<<<<

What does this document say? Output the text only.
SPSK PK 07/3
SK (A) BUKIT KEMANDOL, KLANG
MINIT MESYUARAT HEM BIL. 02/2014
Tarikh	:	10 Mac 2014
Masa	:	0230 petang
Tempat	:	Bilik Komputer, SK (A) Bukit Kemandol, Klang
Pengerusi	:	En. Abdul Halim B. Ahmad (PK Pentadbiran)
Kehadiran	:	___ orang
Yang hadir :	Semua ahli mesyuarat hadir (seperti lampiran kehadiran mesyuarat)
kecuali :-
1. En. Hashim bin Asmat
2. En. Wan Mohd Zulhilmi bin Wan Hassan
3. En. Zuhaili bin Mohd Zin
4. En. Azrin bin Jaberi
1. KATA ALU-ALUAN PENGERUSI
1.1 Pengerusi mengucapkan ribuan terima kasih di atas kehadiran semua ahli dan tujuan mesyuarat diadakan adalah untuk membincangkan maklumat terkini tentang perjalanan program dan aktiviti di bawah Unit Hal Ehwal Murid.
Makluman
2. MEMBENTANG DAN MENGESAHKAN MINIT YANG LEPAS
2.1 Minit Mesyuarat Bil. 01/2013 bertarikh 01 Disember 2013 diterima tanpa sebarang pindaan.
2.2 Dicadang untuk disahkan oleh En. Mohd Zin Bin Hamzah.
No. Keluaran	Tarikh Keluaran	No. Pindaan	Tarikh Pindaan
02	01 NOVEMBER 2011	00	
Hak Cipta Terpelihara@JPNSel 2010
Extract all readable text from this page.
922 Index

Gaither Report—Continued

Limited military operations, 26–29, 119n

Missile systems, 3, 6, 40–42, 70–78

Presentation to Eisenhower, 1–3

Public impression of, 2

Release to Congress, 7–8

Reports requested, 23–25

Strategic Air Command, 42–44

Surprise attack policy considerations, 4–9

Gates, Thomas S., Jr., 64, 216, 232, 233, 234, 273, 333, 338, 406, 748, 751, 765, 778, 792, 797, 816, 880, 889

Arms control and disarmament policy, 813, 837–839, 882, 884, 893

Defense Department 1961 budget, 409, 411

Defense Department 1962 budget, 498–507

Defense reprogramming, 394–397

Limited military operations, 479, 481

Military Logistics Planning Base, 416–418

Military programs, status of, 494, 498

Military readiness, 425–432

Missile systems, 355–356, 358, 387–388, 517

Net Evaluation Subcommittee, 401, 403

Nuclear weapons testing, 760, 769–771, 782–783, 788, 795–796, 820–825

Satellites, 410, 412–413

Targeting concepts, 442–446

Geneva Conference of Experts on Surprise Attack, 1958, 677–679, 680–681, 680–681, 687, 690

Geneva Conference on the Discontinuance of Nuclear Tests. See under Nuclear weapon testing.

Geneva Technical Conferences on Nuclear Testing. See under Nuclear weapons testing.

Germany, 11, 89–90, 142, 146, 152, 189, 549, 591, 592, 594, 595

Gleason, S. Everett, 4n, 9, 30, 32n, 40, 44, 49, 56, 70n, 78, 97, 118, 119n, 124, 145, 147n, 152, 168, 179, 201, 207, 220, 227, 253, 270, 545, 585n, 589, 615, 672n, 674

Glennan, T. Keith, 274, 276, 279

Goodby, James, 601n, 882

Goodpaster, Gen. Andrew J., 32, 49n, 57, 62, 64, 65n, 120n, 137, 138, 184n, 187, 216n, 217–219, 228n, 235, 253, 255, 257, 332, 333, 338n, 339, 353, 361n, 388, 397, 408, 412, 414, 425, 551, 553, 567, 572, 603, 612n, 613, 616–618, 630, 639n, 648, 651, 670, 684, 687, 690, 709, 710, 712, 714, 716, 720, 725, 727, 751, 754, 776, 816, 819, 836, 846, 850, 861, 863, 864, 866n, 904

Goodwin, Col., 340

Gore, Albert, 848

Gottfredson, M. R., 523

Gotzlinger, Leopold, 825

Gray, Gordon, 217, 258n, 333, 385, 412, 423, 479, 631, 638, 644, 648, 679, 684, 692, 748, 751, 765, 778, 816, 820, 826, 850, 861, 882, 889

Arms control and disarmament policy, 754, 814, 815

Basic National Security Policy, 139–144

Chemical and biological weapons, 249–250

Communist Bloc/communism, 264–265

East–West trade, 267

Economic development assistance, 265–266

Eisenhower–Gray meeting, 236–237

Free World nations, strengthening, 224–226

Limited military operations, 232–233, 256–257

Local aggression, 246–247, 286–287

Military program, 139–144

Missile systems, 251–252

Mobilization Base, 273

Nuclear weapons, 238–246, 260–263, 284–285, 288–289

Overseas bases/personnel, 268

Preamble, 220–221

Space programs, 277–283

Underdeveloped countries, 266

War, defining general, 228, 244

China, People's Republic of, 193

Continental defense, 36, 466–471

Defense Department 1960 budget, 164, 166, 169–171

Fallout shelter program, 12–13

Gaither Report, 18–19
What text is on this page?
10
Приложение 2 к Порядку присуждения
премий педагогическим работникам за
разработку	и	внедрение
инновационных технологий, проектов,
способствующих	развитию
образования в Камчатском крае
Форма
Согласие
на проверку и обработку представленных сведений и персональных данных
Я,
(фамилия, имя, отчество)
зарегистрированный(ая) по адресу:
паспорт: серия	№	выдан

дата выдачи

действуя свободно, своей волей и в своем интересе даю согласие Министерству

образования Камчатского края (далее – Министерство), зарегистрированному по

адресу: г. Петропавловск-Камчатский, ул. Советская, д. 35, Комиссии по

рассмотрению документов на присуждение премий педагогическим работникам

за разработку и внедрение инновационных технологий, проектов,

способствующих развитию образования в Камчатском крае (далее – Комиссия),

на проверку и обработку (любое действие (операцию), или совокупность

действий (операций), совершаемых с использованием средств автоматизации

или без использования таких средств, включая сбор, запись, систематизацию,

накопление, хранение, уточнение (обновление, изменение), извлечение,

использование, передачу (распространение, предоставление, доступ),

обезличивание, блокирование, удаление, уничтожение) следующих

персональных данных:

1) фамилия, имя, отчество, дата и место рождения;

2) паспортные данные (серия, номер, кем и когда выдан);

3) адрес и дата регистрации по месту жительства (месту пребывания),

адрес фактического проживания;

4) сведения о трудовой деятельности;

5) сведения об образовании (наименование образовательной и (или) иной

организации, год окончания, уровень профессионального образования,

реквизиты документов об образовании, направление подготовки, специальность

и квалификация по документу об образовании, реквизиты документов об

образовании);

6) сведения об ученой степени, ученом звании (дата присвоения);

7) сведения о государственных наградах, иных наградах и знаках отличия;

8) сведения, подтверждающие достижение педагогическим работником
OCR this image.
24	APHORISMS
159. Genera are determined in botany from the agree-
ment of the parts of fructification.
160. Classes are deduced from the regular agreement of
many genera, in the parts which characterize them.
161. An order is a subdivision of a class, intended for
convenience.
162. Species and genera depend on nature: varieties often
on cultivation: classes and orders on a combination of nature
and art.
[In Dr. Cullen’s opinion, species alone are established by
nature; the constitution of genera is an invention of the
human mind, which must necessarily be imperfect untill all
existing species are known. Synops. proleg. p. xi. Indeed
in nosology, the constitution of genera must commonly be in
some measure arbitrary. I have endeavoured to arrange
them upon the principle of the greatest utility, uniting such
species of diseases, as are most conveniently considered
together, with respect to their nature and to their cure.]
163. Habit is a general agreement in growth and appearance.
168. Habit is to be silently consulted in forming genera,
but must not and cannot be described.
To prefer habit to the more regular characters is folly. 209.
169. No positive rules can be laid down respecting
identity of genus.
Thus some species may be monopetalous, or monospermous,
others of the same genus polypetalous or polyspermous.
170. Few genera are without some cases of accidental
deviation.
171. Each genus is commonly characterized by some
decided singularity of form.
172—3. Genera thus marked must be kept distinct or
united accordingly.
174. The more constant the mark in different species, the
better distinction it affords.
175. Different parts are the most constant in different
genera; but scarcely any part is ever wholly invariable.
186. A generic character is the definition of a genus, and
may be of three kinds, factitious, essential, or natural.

>>>>

From the records, copy every line that has the string "премий" in it.

**Solution to this task:**
премий педагогическим работникам за
рассмотрению документов на присуждение премий педагогическим работникам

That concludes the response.